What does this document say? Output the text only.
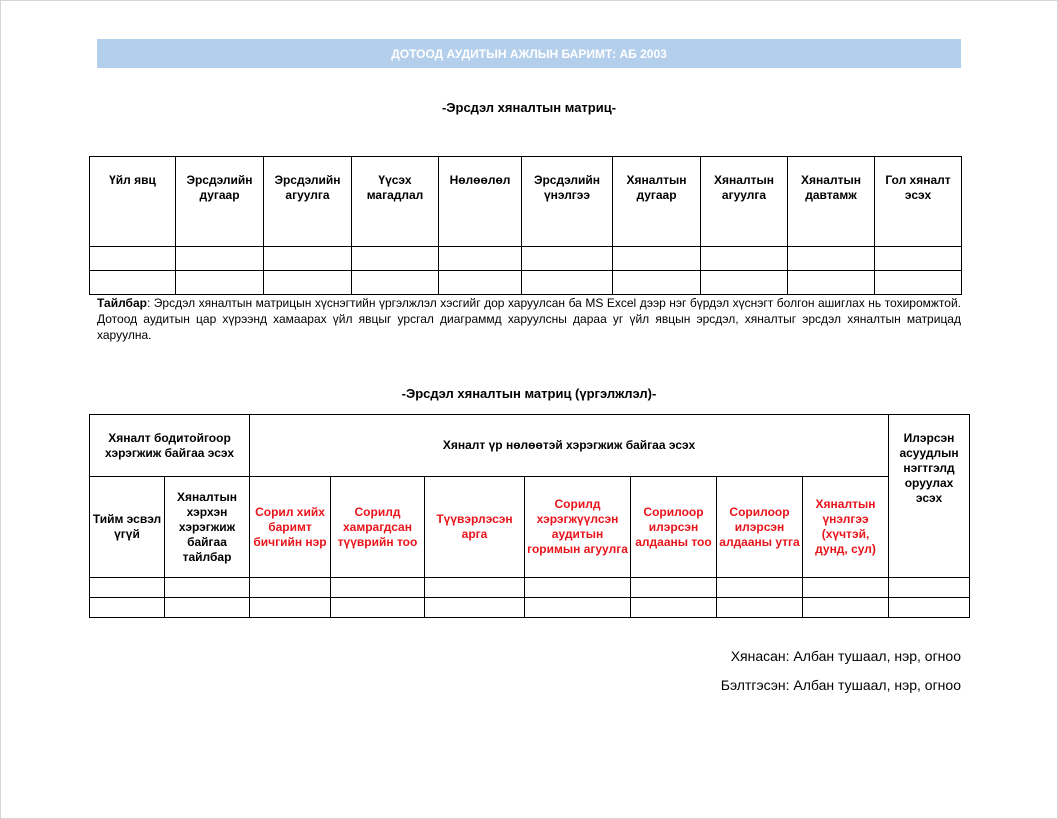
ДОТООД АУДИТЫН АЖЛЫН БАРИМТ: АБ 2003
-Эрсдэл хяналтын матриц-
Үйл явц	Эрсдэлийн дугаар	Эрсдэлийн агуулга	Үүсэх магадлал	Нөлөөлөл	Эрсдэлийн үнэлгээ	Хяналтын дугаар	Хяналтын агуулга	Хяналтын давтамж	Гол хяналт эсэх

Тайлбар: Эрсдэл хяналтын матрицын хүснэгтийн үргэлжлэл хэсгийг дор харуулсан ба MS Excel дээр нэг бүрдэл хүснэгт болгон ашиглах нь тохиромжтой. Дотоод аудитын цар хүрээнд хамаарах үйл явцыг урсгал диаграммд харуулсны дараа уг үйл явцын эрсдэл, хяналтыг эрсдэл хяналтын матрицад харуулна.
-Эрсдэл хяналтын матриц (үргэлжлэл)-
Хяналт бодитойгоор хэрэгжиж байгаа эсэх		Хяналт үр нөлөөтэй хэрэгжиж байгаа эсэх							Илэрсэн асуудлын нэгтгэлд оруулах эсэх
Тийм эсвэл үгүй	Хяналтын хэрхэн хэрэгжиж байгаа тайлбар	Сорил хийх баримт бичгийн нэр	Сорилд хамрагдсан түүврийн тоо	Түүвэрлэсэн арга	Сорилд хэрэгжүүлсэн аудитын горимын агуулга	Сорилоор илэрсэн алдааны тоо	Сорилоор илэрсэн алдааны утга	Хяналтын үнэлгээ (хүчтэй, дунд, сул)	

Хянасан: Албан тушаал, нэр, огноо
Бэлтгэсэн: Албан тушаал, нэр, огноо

★ ★ ★ ★

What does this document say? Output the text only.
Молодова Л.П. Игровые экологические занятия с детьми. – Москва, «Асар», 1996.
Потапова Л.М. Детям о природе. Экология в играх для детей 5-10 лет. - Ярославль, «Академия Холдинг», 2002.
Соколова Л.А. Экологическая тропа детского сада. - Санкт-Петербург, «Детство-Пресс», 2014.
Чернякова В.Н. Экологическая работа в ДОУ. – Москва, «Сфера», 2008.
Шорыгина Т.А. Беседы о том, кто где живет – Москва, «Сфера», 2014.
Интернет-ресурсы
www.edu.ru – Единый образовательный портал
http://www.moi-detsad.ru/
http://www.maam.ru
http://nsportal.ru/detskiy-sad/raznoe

★ ★ ★ ★

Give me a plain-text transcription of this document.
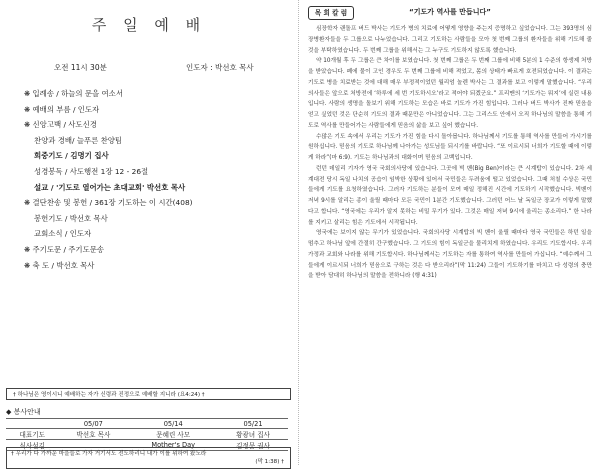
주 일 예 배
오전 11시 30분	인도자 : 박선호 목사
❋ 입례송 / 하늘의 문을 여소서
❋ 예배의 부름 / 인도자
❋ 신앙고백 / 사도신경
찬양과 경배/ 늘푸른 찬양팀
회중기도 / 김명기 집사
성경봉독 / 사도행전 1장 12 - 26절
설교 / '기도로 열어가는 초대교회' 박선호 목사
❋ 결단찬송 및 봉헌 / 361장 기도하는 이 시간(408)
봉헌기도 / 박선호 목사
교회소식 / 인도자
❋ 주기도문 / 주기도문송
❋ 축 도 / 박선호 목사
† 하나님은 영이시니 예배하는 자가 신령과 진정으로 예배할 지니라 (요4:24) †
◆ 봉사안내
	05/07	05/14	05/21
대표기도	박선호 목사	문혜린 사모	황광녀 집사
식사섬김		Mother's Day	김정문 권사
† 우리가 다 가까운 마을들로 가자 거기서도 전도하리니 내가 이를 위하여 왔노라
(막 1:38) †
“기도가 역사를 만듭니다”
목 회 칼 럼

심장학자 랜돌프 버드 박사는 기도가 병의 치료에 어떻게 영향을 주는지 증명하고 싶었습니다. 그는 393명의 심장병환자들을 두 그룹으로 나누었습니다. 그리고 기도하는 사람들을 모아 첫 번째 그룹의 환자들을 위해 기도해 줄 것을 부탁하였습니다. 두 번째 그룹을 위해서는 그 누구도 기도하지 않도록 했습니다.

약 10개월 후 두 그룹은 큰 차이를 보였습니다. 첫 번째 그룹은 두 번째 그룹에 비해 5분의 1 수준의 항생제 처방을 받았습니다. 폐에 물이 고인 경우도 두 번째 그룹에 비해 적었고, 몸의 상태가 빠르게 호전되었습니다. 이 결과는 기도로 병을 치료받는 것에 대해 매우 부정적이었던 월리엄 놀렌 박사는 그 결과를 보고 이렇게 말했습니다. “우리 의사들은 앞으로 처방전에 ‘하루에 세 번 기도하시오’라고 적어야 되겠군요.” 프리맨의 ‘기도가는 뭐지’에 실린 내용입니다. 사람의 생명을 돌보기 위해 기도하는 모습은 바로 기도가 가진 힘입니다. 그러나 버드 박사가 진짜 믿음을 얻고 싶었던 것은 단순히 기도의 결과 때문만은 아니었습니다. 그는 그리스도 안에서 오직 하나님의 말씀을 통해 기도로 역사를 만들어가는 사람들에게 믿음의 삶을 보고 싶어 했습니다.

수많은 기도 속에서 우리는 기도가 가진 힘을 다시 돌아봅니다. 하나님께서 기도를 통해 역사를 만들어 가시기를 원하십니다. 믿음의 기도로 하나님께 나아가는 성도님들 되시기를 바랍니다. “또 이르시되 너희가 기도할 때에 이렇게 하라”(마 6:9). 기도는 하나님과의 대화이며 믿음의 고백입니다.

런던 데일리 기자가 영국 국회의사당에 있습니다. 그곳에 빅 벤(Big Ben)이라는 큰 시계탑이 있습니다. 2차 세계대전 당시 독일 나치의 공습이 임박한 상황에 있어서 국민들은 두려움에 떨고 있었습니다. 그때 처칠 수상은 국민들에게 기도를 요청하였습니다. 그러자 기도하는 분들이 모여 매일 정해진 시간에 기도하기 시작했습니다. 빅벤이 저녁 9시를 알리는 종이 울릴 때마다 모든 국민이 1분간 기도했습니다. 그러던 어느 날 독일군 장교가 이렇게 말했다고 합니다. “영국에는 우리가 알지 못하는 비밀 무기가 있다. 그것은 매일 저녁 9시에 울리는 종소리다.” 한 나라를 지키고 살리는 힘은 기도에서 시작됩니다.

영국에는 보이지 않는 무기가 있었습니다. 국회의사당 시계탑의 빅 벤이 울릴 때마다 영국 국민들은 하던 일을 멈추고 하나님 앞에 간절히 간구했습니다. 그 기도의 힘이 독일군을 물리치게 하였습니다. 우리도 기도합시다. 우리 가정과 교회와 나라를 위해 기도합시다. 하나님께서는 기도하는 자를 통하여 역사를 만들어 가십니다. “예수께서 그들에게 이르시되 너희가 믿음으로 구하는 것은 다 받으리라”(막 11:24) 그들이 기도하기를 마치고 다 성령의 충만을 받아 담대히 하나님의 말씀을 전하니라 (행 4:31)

★ ★ ★ ★

#### [WHAT TO PRODUCE]
Collect from the data above every line that includes "үнэлгээ".

#### [TASK SOLUTION]
Үйл явц	Эрсдэлийн дугаар	Эрсдэлийн агуулга	Үүсэх магадлал	Нөлөөлөл	Эрсдэлийн үнэлгээ	Хяналтын дугаар	Хяналтын агуулга	Хяналтын давтамж	Гол хяналт эсэх
Тийм эсвэл үгүй	Хяналтын хэрхэн хэрэгжиж байгаа тайлбар	Сорил хийх баримт бичгийн нэр	Сорилд хамрагдсан түүврийн тоо	Түүвэрлэсэн арга	Сорилд хэрэгжүүлсэн аудитын горимын агуулга	Сорилоор илэрсэн алдааны тоо	Сорилоор илэрсэн алдааны утга	Хяналтын үнэлгээ (хүчтэй, дунд, сул)	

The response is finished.